## START Listing

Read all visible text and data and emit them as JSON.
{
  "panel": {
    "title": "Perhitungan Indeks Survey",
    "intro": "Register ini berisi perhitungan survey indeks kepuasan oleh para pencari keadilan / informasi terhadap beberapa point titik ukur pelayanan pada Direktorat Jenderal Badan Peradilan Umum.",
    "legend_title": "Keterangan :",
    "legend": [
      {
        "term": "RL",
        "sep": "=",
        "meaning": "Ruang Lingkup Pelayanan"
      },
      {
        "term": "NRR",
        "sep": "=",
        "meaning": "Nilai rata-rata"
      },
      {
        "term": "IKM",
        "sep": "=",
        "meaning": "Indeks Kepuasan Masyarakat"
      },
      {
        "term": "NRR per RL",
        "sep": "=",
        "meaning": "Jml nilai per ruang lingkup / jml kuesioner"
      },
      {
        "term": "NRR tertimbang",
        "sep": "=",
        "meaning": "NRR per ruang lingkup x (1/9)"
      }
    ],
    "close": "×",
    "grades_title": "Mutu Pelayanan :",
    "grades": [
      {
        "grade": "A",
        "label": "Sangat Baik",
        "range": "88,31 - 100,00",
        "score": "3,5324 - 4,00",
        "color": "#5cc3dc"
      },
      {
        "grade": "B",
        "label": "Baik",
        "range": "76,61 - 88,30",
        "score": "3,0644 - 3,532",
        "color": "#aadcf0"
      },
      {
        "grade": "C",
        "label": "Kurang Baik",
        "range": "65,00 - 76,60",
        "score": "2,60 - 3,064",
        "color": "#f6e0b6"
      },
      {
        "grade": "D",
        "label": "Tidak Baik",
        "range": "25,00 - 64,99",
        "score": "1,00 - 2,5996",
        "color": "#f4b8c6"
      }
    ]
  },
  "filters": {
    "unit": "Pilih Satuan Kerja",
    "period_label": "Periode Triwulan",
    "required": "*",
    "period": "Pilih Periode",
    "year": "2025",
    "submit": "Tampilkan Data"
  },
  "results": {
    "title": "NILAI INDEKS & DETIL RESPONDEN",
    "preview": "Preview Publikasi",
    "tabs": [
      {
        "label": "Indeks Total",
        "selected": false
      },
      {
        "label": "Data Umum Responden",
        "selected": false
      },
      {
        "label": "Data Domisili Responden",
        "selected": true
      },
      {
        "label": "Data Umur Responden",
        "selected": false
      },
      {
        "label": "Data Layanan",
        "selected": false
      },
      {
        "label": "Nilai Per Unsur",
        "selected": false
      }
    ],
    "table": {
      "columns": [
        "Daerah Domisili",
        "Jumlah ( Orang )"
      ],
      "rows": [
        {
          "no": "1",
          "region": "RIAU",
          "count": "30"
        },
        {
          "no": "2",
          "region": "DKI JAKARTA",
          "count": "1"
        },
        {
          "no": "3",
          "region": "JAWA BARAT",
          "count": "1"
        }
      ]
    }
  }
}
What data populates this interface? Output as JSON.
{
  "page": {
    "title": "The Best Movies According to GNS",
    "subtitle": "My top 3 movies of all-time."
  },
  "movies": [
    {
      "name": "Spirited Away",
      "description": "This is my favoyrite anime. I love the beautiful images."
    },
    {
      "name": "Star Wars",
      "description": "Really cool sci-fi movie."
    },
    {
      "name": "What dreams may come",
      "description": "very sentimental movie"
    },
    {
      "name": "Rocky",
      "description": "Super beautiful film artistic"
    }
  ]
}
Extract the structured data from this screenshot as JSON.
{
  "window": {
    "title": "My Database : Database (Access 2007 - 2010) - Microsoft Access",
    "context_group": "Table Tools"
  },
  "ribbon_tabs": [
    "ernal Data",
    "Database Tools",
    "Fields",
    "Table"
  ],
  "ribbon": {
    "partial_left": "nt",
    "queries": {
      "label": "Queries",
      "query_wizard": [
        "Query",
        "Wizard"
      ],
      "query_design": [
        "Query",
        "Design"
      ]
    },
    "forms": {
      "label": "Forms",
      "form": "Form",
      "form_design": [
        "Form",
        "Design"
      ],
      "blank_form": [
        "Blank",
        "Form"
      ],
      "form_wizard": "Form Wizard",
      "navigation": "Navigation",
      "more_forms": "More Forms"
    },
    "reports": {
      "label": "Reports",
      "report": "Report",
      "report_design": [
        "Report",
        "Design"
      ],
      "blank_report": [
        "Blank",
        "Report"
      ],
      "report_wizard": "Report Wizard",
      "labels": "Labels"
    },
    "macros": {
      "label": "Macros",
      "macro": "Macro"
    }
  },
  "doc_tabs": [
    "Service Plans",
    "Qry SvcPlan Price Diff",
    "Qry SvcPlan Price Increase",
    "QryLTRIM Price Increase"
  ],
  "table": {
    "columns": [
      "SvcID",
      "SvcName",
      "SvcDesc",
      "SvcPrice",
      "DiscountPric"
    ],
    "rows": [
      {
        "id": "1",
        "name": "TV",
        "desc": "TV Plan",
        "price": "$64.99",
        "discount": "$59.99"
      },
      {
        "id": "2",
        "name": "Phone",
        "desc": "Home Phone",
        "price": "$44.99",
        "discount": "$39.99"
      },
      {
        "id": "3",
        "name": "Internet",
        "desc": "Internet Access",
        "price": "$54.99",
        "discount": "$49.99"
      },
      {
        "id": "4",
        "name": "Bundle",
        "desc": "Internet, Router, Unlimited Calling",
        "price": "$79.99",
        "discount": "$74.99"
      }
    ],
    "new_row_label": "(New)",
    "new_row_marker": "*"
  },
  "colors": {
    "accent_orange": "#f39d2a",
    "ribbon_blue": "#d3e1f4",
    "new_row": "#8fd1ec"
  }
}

## END Listing

#### Set problem:
Print the listing above in its entirety, with every line exact.

#### Completed exercise:
Read all visible text and data and emit them as JSON.
{
  "panel": {
    "title": "Perhitungan Indeks Survey",
    "intro": "Register ini berisi perhitungan survey indeks kepuasan oleh para pencari keadilan / informasi terhadap beberapa point titik ukur pelayanan pada Direktorat Jenderal Badan Peradilan Umum.",
    "legend_title": "Keterangan :",
    "legend": [
      {
        "term": "RL",
        "sep": "=",
        "meaning": "Ruang Lingkup Pelayanan"
      },
      {
        "term": "NRR",
        "sep": "=",
        "meaning": "Nilai rata-rata"
      },
      {
        "term": "IKM",
        "sep": "=",
        "meaning": "Indeks Kepuasan Masyarakat"
      },
      {
        "term": "NRR per RL",
        "sep": "=",
        "meaning": "Jml nilai per ruang lingkup / jml kuesioner"
      },
      {
        "term": "NRR tertimbang",
        "sep": "=",
        "meaning": "NRR per ruang lingkup x (1/9)"
      }
    ],
    "close": "×",
    "grades_title": "Mutu Pelayanan :",
    "grades": [
      {
        "grade": "A",
        "label": "Sangat Baik",
        "range": "88,31 - 100,00",
        "score": "3,5324 - 4,00",
        "color": "#5cc3dc"
      },
      {
        "grade": "B",
        "label": "Baik",
        "range": "76,61 - 88,30",
        "score": "3,0644 - 3,532",
        "color": "#aadcf0"
      },
      {
        "grade": "C",
        "label": "Kurang Baik",
        "range": "65,00 - 76,60",
        "score": "2,60 - 3,064",
        "color": "#f6e0b6"
      },
      {
        "grade": "D",
        "label": "Tidak Baik",
        "range": "25,00 - 64,99",
        "score": "1,00 - 2,5996",
        "color": "#f4b8c6"
      }
    ]
  },
  "filters": {
    "unit": "Pilih Satuan Kerja",
    "period_label": "Periode Triwulan",
    "required": "*",
    "period": "Pilih Periode",
    "year": "2025",
    "submit": "Tampilkan Data"
  },
  "results": {
    "title": "NILAI INDEKS & DETIL RESPONDEN",
    "preview": "Preview Publikasi",
    "tabs": [
      {
        "label": "Indeks Total",
        "selected": false
      },
      {
        "label": "Data Umum Responden",
        "selected": false
      },
      {
        "label": "Data Domisili Responden",
        "selected": true
      },
      {
        "label": "Data Umur Responden",
        "selected": false
      },
      {
        "label": "Data Layanan",
        "selected": false
      },
      {
        "label": "Nilai Per Unsur",
        "selected": false
      }
    ],
    "table": {
      "columns": [
        "Daerah Domisili",
        "Jumlah ( Orang )"
      ],
      "rows": [
        {
          "no": "1",
          "region": "RIAU",
          "count": "30"
        },
        {
          "no": "2",
          "region": "DKI JAKARTA",
          "count": "1"
        },
        {
          "no": "3",
          "region": "JAWA BARAT",
          "count": "1"
        }
      ]
    }
  }
}
What data populates this interface? Output as JSON.
{
  "page": {
    "title": "The Best Movies According to GNS",
    "subtitle": "My top 3 movies of all-time."
  },
  "movies": [
    {
      "name": "Spirited Away",
      "description": "This is my favoyrite anime. I love the beautiful images."
    },
    {
      "name": "Star Wars",
      "description": "Really cool sci-fi movie."
    },
    {
      "name": "What dreams may come",
      "description": "very sentimental movie"
    },
    {
      "name": "Rocky",
      "description": "Super beautiful film artistic"
    }
  ]
}
Extract the structured data from this screenshot as JSON.
{
  "window": {
    "title": "My Database : Database (Access 2007 - 2010) - Microsoft Access",
    "context_group": "Table Tools"
  },
  "ribbon_tabs": [
    "ernal Data",
    "Database Tools",
    "Fields",
    "Table"
  ],
  "ribbon": {
    "partial_left": "nt",
    "queries": {
      "label": "Queries",
      "query_wizard": [
        "Query",
        "Wizard"
      ],
      "query_design": [
        "Query",
        "Design"
      ]
    },
    "forms": {
      "label": "Forms",
      "form": "Form",
      "form_design": [
        "Form",
        "Design"
      ],
      "blank_form": [
        "Blank",
        "Form"
      ],
      "form_wizard": "Form Wizard",
      "navigation": "Navigation",
      "more_forms": "More Forms"
    },
    "reports": {
      "label": "Reports",
      "report": "Report",
      "report_design": [
        "Report",
        "Design"
      ],
      "blank_report": [
        "Blank",
        "Report"
      ],
      "report_wizard": "Report Wizard",
      "labels": "Labels"
    },
    "macros": {
      "label": "Macros",
      "macro": "Macro"
    }
  },
  "doc_tabs": [
    "Service Plans",
    "Qry SvcPlan Price Diff",
    "Qry SvcPlan Price Increase",
    "QryLTRIM Price Increase"
  ],
  "table": {
    "columns": [
      "SvcID",
      "SvcName",
      "SvcDesc",
      "SvcPrice",
      "DiscountPric"
    ],
    "rows": [
      {
        "id": "1",
        "name": "TV",
        "desc": "TV Plan",
        "price": "$64.99",
        "discount": "$59.99"
      },
      {
        "id": "2",
        "name": "Phone",
        "desc": "Home Phone",
        "price": "$44.99",
        "discount": "$39.99"
      },
      {
        "id": "3",
        "name": "Internet",
        "desc": "Internet Access",
        "price": "$54.99",
        "discount": "$49.99"
      },
      {
        "id": "4",
        "name": "Bundle",
        "desc": "Internet, Router, Unlimited Calling",
        "price": "$79.99",
        "discount": "$74.99"
      }
    ],
    "new_row_label": "(New)",
    "new_row_marker": "*"
  },
  "colors": {
    "accent_orange": "#f39d2a",
    "ribbon_blue": "#d3e1f4",
    "new_row": "#8fd1ec"
  }
}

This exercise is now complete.